▸ **Supplied passage**
####

Even now, with summer roughly half over, some park system units still haven’t filled all their seasonal positions for the peak vacation season, according to Phil Francis of the Coalition to Protect America’s National Parks. That said, the human resources problem is not new to the Park Service, he noted.
“I know on the Blue Ridge Parkway, when I left (as superintendent) in 2013, that we had a total of 80 permanent maintenance positions on our books, and only 40 were filled. Those were the positions that were in the field, not the ones at headquarters,” he said.
Could any major corporation run efficiently and successfully if it relied on hundreds of thousands of volunteers to function, if some units of its operations had 40 percent of its jobs vacant, and if it was hamstrung by insufficient funding that not only prevented hiring but also failed to keep up with inflation?
With an annual workforce of nearly 20,000 “full-time equivalents” and a physical presence that ranges from the western Pacific to the Virgin Islands, the National Park Service equates with being a major corporation. But it struggles with a concerning number of vacant positions in some parks, the absence of a full-time, Senate-confirmed director, missing permanent directors in three of its seven regions, numerous “acting” positions scattered across the system, and the reliance on more than 300,000 volunteers. Regarding vacancies of full-time appointments, here's a glance at some of them:
- Grand Canyon National Park has been a revolving door for acting superintendents since Superintendent Christine Lehnertz resigned earlier this year after a demoralizing investigation spurred by a subbordinate's fabricated allegations. An investigation exonerated Lehnertz, and top NPS officials welcomed her back, but she said she could have a greater impact on peoples’ lives elsewhere.
- Just this week the Park Service announced a yearlong acting superintendent for Women’s Rights National Historical Park in New York state.
- There’s an acting superintendent at Hawai’i Volcanoes National Park, acting public information staff at Park Service headquarters, an acting superintendent at Mount Rushmore National Memorial in South Dakota, an acting superintendent at Gettysburg National Military Park in Pennsylvania, an acting superintendent at Virgin Islands National Park, and the list goes on.
At the same time, while visitation and the number of units in the park system continue to grow, staff is shrinking.
“The Park Service has lost 14 percent of their staff since 2011. Meanwhile, visitation went up 14 percent," said John Garder, senior director of budget and appropriations for the National Parks Conservation Association. "The Park Service has lost a lot of staff, and it’s important for the public and Congress to know what those missing positions are.”
The great number of “acting” roles “has to do with budget, and I think it has to do with the length of time it now takes to fill vacant positions,” said Francis.

####

▸ **Entries provided**
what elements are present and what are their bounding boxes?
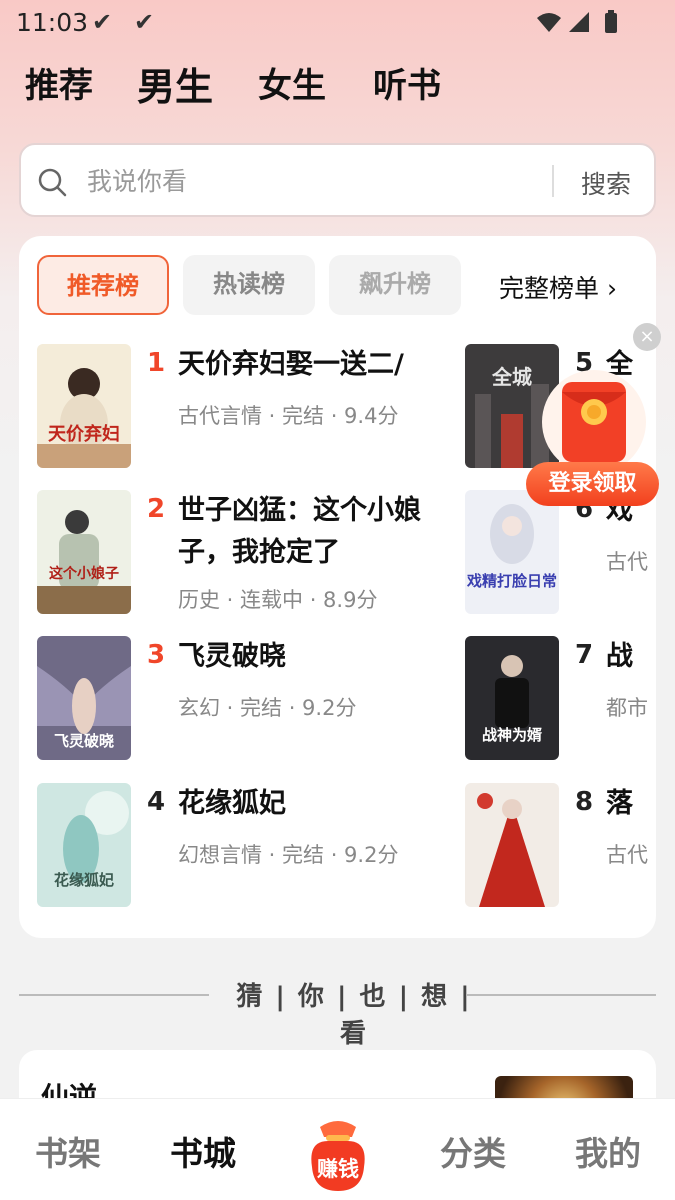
tab-hot-read-rank[interactable]: 热读榜 [183, 255, 315, 315]
book-meta: 历史 · 连载中 · 8.9分 [178, 588, 378, 612]
rank-number: 1 [147, 348, 166, 378]
book-meta: 古代言情 · 完结 · 9.4分 [178, 404, 399, 428]
nav-bookstore[interactable]: 书城 [170, 1127, 236, 1175]
status-icons [535, 10, 625, 40]
book-item[interactable]: 天价弃妇 1 天价弃妇娶一送二/ 古代言情 · 完结 · 9.4分 [37, 344, 437, 469]
search-button[interactable]: 搜索 [581, 165, 631, 201]
search-divider [552, 165, 554, 197]
cover-title: 天价弃妇 [48, 423, 120, 445]
nav-mine[interactable]: 我的 [575, 1127, 641, 1175]
search-input[interactable] [87, 159, 547, 203]
book-cover[interactable]: 战神为婿 [465, 636, 559, 760]
book-cover[interactable]: 花缘狐妃 [37, 783, 131, 907]
book-title: 战 [606, 641, 633, 672]
rank-number: 7 [575, 640, 594, 670]
download-done-icon: ✔ [92, 8, 113, 36]
cover-title: 花缘狐妃 [54, 871, 114, 889]
book-item[interactable]: 飞灵破晓 3 飞灵破晓 玄幻 · 完结 · 9.2分 [37, 636, 437, 761]
tab-rising-rank[interactable]: 飙升榜 [329, 255, 461, 315]
nav-earn-label[interactable]: 赚钱 [310, 1153, 366, 1183]
wifi-signal-battery-icon [537, 10, 617, 33]
cover-title: 这个小娘子 [49, 565, 119, 582]
rank-number: 2 [147, 494, 166, 524]
tab-male[interactable]: 男生 [137, 56, 213, 111]
guess-you-like-header: 猜 | 你 | 也 | 想 | 看 [19, 972, 656, 1049]
book-title: 花缘狐妃 [178, 788, 286, 819]
rank-number: 4 [147, 787, 166, 817]
status-bar: 11:03 ✔ ✔ [0, 0, 675, 46]
section-title: 猜 | 你 | 也 | 想 | 看 [236, 982, 472, 1049]
status-time: 11:03 [16, 8, 89, 37]
tab-recommend[interactable]: 推荐 [25, 58, 93, 107]
book-cover[interactable]: 飞灵破晓 [37, 636, 131, 760]
book-item[interactable]: 花缘狐妃 4 花缘狐妃 幻想言情 · 完结 · 9.2分 [37, 783, 437, 908]
cover-title: 飞灵破晓 [54, 732, 114, 750]
book-title: 世子凶猛：这个小娘子，我抢定了 [178, 495, 421, 568]
close-icon[interactable]: × [633, 323, 661, 351]
book-item[interactable]: 8 落 古代 [465, 783, 656, 908]
tab-recommend-rank[interactable]: 推荐榜 [37, 255, 169, 315]
book-title: 天价弃妇娶一送二/ [178, 349, 404, 380]
tab-female[interactable]: 女生 [258, 58, 326, 107]
ranking-card: 推荐榜 热读榜 飙升榜 完整榜单 › 天价弃妇 1 天价弃妇娶一送二/ 古代言情… [19, 236, 656, 938]
book-item[interactable]: 这个小娘子 2 世子凶猛：这个小娘子，我抢定了 历史 · 连载中 · 8.9分 [37, 490, 437, 615]
book-cover[interactable] [465, 783, 559, 907]
rank-number: 3 [147, 640, 166, 670]
search-icon [38, 168, 67, 197]
download-done-icon: ✔ [134, 8, 155, 36]
book-title: 落 [606, 788, 633, 819]
cover-title: 戏精打脸日常 [466, 572, 557, 590]
nav-category[interactable]: 分类 [440, 1127, 506, 1175]
book-cover[interactable]: 天价弃妇 [37, 344, 131, 468]
book-meta: 幻想言情 · 完结 · 9.2分 [178, 843, 399, 867]
login-claim-button[interactable]: 登录领取 [526, 462, 659, 506]
book-item[interactable]: 战神为婿 7 战 都市 [465, 636, 656, 761]
divider-line [19, 994, 209, 996]
book-title: 飞灵破晓 [178, 641, 286, 672]
nav-bookshelf[interactable]: 书架 [35, 1127, 101, 1175]
cover-title: 战神为婿 [482, 726, 543, 744]
book-meta: 古代 [606, 550, 648, 574]
full-list-link[interactable]: 完整榜单 › [499, 269, 617, 305]
book-meta: 古代 [606, 843, 648, 867]
rank-number: 8 [575, 787, 594, 817]
bottom-nav: 书架 书城 赚钱 分类 我的 [0, 1098, 675, 1200]
divider-line [467, 994, 656, 996]
cover-title: 全城 [491, 365, 532, 389]
search-box[interactable]: 搜索 [19, 143, 656, 217]
book-meta: 都市 [606, 696, 648, 720]
book-cover[interactable]: 这个小娘子 [37, 490, 131, 614]
book-meta: 玄幻 · 完结 · 9.2分 [178, 696, 357, 720]
tab-audiobook[interactable]: 听书 [373, 58, 441, 107]
top-tabs: 推荐 男生 女生 听书 [0, 58, 675, 114]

####

▸ **Short problem**
In the Park Service staffing text, switch "acting superintendent" to "interim superintendent" and write out everything from "- Just this" down to "list goes on.".

▸ **Exercise answer**
- Just this week the Park Service announced a yearlong interim superintendent for Women’s Rights National Historical Park in New York state.
- There’s an interim superintendent at Hawai’i Volcanoes National Park, acting public information staff at Park Service headquarters, an interim superintendent at Mount Rushmore National Memorial in South Dakota, an interim superintendent at Gettysburg National Military Park in Pennsylvania, an interim superintendent at Virgin Islands National Park, and the list goes on.